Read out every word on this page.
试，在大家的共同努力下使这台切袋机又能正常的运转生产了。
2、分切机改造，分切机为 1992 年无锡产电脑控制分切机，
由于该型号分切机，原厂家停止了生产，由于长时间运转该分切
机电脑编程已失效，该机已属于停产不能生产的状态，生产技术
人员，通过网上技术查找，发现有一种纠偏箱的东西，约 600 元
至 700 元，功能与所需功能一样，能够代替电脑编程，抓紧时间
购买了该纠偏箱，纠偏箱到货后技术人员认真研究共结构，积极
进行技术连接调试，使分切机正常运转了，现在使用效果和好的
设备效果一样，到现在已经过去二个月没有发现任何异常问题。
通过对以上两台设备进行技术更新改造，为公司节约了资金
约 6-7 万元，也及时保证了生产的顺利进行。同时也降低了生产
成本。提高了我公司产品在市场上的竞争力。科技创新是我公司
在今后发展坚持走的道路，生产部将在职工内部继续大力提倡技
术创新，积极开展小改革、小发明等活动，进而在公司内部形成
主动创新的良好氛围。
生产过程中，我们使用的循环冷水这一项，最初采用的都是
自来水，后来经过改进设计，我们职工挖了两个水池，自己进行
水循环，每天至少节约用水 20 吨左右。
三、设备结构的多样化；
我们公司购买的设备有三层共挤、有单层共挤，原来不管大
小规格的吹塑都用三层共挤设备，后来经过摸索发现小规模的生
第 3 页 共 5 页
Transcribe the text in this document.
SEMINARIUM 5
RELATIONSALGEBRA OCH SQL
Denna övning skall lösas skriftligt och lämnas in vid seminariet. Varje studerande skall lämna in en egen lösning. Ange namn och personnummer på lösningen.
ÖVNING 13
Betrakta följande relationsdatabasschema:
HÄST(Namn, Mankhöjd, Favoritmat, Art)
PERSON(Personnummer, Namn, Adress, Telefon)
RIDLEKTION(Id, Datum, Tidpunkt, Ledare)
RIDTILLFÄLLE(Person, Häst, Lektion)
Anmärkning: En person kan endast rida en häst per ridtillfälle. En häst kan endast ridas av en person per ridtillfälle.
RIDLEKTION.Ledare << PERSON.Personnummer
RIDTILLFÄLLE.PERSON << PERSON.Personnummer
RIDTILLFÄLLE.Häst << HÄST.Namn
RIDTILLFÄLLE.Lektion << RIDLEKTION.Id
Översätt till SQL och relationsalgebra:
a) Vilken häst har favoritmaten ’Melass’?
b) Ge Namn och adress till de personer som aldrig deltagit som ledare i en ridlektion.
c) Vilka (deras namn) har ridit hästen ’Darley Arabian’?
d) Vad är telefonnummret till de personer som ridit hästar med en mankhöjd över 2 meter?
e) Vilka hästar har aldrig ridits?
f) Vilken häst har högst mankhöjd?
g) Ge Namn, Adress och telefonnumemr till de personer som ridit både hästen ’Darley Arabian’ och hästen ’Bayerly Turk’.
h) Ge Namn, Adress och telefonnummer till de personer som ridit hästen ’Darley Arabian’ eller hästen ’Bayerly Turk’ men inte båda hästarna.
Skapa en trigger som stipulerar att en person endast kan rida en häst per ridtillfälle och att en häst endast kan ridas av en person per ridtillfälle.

***

▶ [PROBLEM]: Write out the full set of records exactly as given.

▶ [RESULT]:
Read out every word on this page.
试，在大家的共同努力下使这台切袋机又能正常的运转生产了。
2、分切机改造，分切机为 1992 年无锡产电脑控制分切机，
由于该型号分切机，原厂家停止了生产，由于长时间运转该分切
机电脑编程已失效，该机已属于停产不能生产的状态，生产技术
人员，通过网上技术查找，发现有一种纠偏箱的东西，约 600 元
至 700 元，功能与所需功能一样，能够代替电脑编程，抓紧时间
购买了该纠偏箱，纠偏箱到货后技术人员认真研究共结构，积极
进行技术连接调试，使分切机正常运转了，现在使用效果和好的
设备效果一样，到现在已经过去二个月没有发现任何异常问题。
通过对以上两台设备进行技术更新改造，为公司节约了资金
约 6-7 万元，也及时保证了生产的顺利进行。同时也降低了生产
成本。提高了我公司产品在市场上的竞争力。科技创新是我公司
在今后发展坚持走的道路，生产部将在职工内部继续大力提倡技
术创新，积极开展小改革、小发明等活动，进而在公司内部形成
主动创新的良好氛围。
生产过程中，我们使用的循环冷水这一项，最初采用的都是
自来水，后来经过改进设计，我们职工挖了两个水池，自己进行
水循环，每天至少节约用水 20 吨左右。
三、设备结构的多样化；
我们公司购买的设备有三层共挤、有单层共挤，原来不管大
小规格的吹塑都用三层共挤设备，后来经过摸索发现小规模的生
第 3 页 共 5 页
Transcribe the text in this document.
SEMINARIUM 5
RELATIONSALGEBRA OCH SQL
Denna övning skall lösas skriftligt och lämnas in vid seminariet. Varje studerande skall lämna in en egen lösning. Ange namn och personnummer på lösningen.
ÖVNING 13
Betrakta följande relationsdatabasschema:
HÄST(Namn, Mankhöjd, Favoritmat, Art)
PERSON(Personnummer, Namn, Adress, Telefon)
RIDLEKTION(Id, Datum, Tidpunkt, Ledare)
RIDTILLFÄLLE(Person, Häst, Lektion)
Anmärkning: En person kan endast rida en häst per ridtillfälle. En häst kan endast ridas av en person per ridtillfälle.
RIDLEKTION.Ledare << PERSON.Personnummer
RIDTILLFÄLLE.PERSON << PERSON.Personnummer
RIDTILLFÄLLE.Häst << HÄST.Namn
RIDTILLFÄLLE.Lektion << RIDLEKTION.Id
Översätt till SQL och relationsalgebra:
a) Vilken häst har favoritmaten ’Melass’?
b) Ge Namn och adress till de personer som aldrig deltagit som ledare i en ridlektion.
c) Vilka (deras namn) har ridit hästen ’Darley Arabian’?
d) Vad är telefonnummret till de personer som ridit hästar med en mankhöjd över 2 meter?
e) Vilka hästar har aldrig ridits?
f) Vilken häst har högst mankhöjd?
g) Ge Namn, Adress och telefonnumemr till de personer som ridit både hästen ’Darley Arabian’ och hästen ’Bayerly Turk’.
h) Ge Namn, Adress och telefonnummer till de personer som ridit hästen ’Darley Arabian’ eller hästen ’Bayerly Turk’ men inte båda hästarna.
Skapa en trigger som stipulerar att en person endast kan rida en häst per ridtillfälle och att en häst endast kan ridas av en person per ridtillfälle.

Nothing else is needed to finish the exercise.